_Task description:_
Repeat each record exactly as written, and drop any images.

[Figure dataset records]
((

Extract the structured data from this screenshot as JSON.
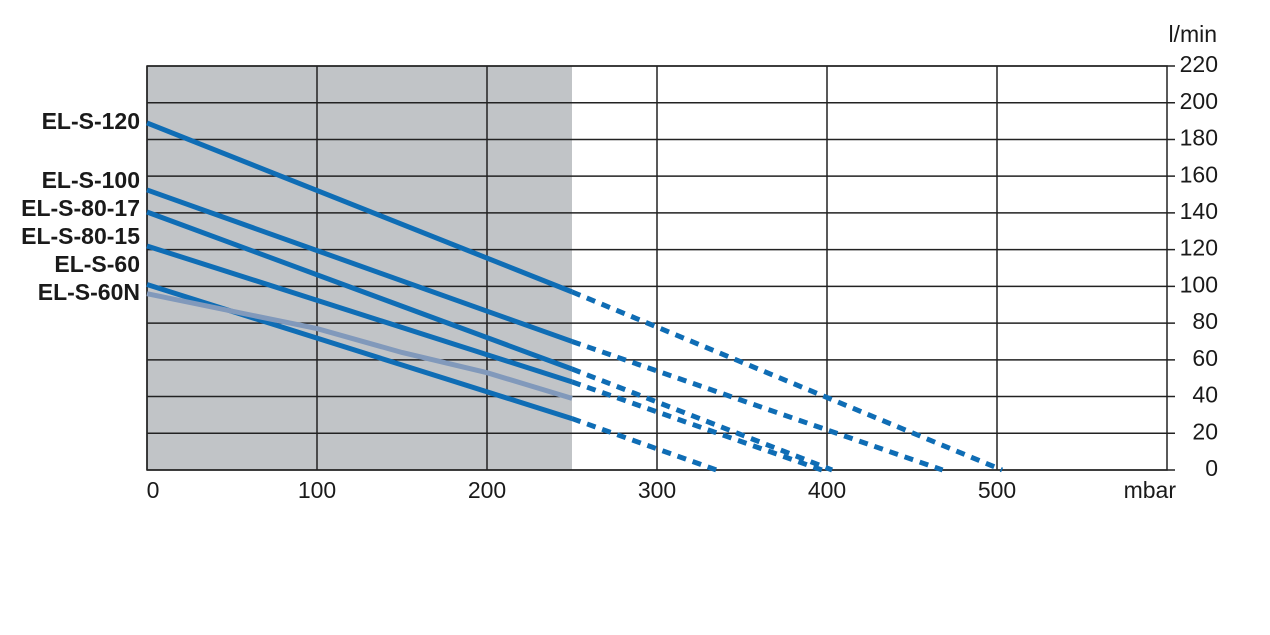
{
  "chart_data": {
    "type": "line",
    "x_label": "mbar",
    "y_label": "l/min",
    "xlim": [
      0,
      600
    ],
    "ylim": [
      0,
      220
    ],
    "xticks": [
      0,
      100,
      200,
      300,
      400,
      500
    ],
    "yticks": [
      0,
      20,
      40,
      60,
      80,
      100,
      120,
      140,
      160,
      180,
      200,
      220
    ],
    "grid": true,
    "shaded_region": {
      "x": [
        0,
        250
      ],
      "color": "#c1c4c7"
    },
    "series": [
      {
        "name": "EL-S-120",
        "color": "#0f6db5",
        "x": [
          0,
          250,
          503
        ],
        "values": [
          189,
          97,
          0
        ]
      },
      {
        "name": "EL-S-100",
        "color": "#0f6db5",
        "x": [
          0,
          250,
          468
        ],
        "values": [
          152.5,
          70,
          0
        ]
      },
      {
        "name": "EL-S-80-17",
        "color": "#0f6db5",
        "x": [
          0,
          250,
          403
        ],
        "values": [
          140.5,
          55,
          0
        ]
      },
      {
        "name": "EL-S-80-15",
        "color": "#0f6db5",
        "x": [
          0,
          250,
          397
        ],
        "values": [
          122,
          48,
          0
        ]
      },
      {
        "name": "EL-S-60",
        "color": "#0f6db5",
        "x": [
          0,
          250,
          335
        ],
        "values": [
          101,
          28,
          0
        ]
      },
      {
        "name": "EL-S-60N",
        "color": "#8199bb",
        "x": [
          0,
          100,
          150,
          200,
          250
        ],
        "values": [
          96,
          77,
          64,
          53,
          39
        ]
      }
    ]
  }
}
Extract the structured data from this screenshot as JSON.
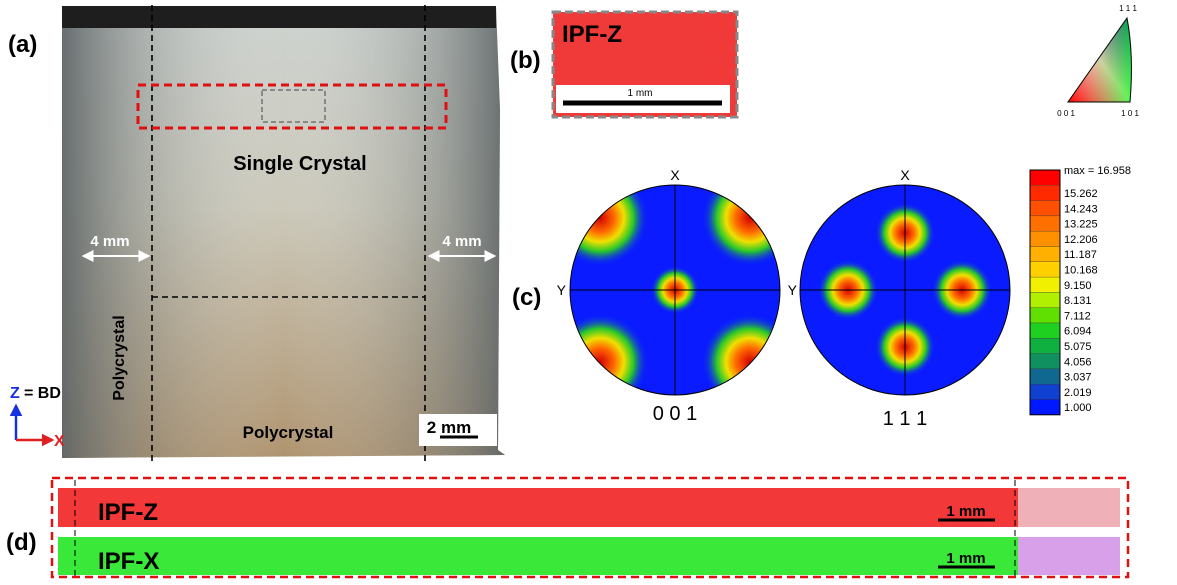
{
  "panels": {
    "a": {
      "label": "(a)",
      "single_crystal": "Single Crystal",
      "width_left": "4 mm",
      "width_right": "4 mm",
      "polycrystal_side": "Polycrystal",
      "polycrystal_bottom": "Polycrystal",
      "scale_bar": "2 mm",
      "axis_z": "Z",
      "axis_z_suffix": "= BD",
      "axis_x": "X"
    },
    "b": {
      "label": "(b)",
      "map_title": "IPF-Z",
      "scale_bar": "1 mm",
      "key_top": "1 1 1",
      "key_left": "0 0 1",
      "key_right": "1 0 1"
    },
    "c": {
      "label": "(c)",
      "pole_figures": [
        {
          "title": "0 0 1",
          "x_axis": "X",
          "y_axis": "Y"
        },
        {
          "title": "1 1 1",
          "x_axis": "X",
          "y_axis": "Y"
        }
      ],
      "colorbar": [
        "max = 16.958",
        "15.262",
        "14.243",
        "13.225",
        "12.206",
        "11.187",
        "10.168",
        "9.150",
        "8.131",
        "7.112",
        "6.094",
        "5.075",
        "4.056",
        "3.037",
        "2.019",
        "1.000"
      ]
    },
    "d": {
      "label": "(d)",
      "maps": [
        {
          "title": "IPF-Z",
          "scale_bar": "1 mm"
        },
        {
          "title": "IPF-X",
          "scale_bar": "1 mm"
        }
      ]
    }
  }
}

))

_Solution to the problem:_
Extract the structured data from this screenshot as JSON.
{
  "chart_data": {
    "type": "line",
    "x_label": "mbar",
    "y_label": "l/min",
    "xlim": [
      0,
      600
    ],
    "ylim": [
      0,
      220
    ],
    "xticks": [
      0,
      100,
      200,
      300,
      400,
      500
    ],
    "yticks": [
      0,
      20,
      40,
      60,
      80,
      100,
      120,
      140,
      160,
      180,
      200,
      220
    ],
    "grid": true,
    "shaded_region": {
      "x": [
        0,
        250
      ],
      "color": "#c1c4c7"
    },
    "series": [
      {
        "name": "EL-S-120",
        "color": "#0f6db5",
        "x": [
          0,
          250,
          503
        ],
        "values": [
          189,
          97,
          0
        ]
      },
      {
        "name": "EL-S-100",
        "color": "#0f6db5",
        "x": [
          0,
          250,
          468
        ],
        "values": [
          152.5,
          70,
          0
        ]
      },
      {
        "name": "EL-S-80-17",
        "color": "#0f6db5",
        "x": [
          0,
          250,
          403
        ],
        "values": [
          140.5,
          55,
          0
        ]
      },
      {
        "name": "EL-S-80-15",
        "color": "#0f6db5",
        "x": [
          0,
          250,
          397
        ],
        "values": [
          122,
          48,
          0
        ]
      },
      {
        "name": "EL-S-60",
        "color": "#0f6db5",
        "x": [
          0,
          250,
          335
        ],
        "values": [
          101,
          28,
          0
        ]
      },
      {
        "name": "EL-S-60N",
        "color": "#8199bb",
        "x": [
          0,
          100,
          150,
          200,
          250
        ],
        "values": [
          96,
          77,
          64,
          53,
          39
        ]
      }
    ]
  }
}
Extract the structured data from this screenshot as JSON.
{
  "panels": {
    "a": {
      "label": "(a)",
      "single_crystal": "Single Crystal",
      "width_left": "4 mm",
      "width_right": "4 mm",
      "polycrystal_side": "Polycrystal",
      "polycrystal_bottom": "Polycrystal",
      "scale_bar": "2 mm",
      "axis_z": "Z",
      "axis_z_suffix": "= BD",
      "axis_x": "X"
    },
    "b": {
      "label": "(b)",
      "map_title": "IPF-Z",
      "scale_bar": "1 mm",
      "key_top": "1 1 1",
      "key_left": "0 0 1",
      "key_right": "1 0 1"
    },
    "c": {
      "label": "(c)",
      "pole_figures": [
        {
          "title": "0 0 1",
          "x_axis": "X",
          "y_axis": "Y"
        },
        {
          "title": "1 1 1",
          "x_axis": "X",
          "y_axis": "Y"
        }
      ],
      "colorbar": [
        "max = 16.958",
        "15.262",
        "14.243",
        "13.225",
        "12.206",
        "11.187",
        "10.168",
        "9.150",
        "8.131",
        "7.112",
        "6.094",
        "5.075",
        "4.056",
        "3.037",
        "2.019",
        "1.000"
      ]
    },
    "d": {
      "label": "(d)",
      "maps": [
        {
          "title": "IPF-Z",
          "scale_bar": "1 mm"
        },
        {
          "title": "IPF-X",
          "scale_bar": "1 mm"
        }
      ]
    }
  }
}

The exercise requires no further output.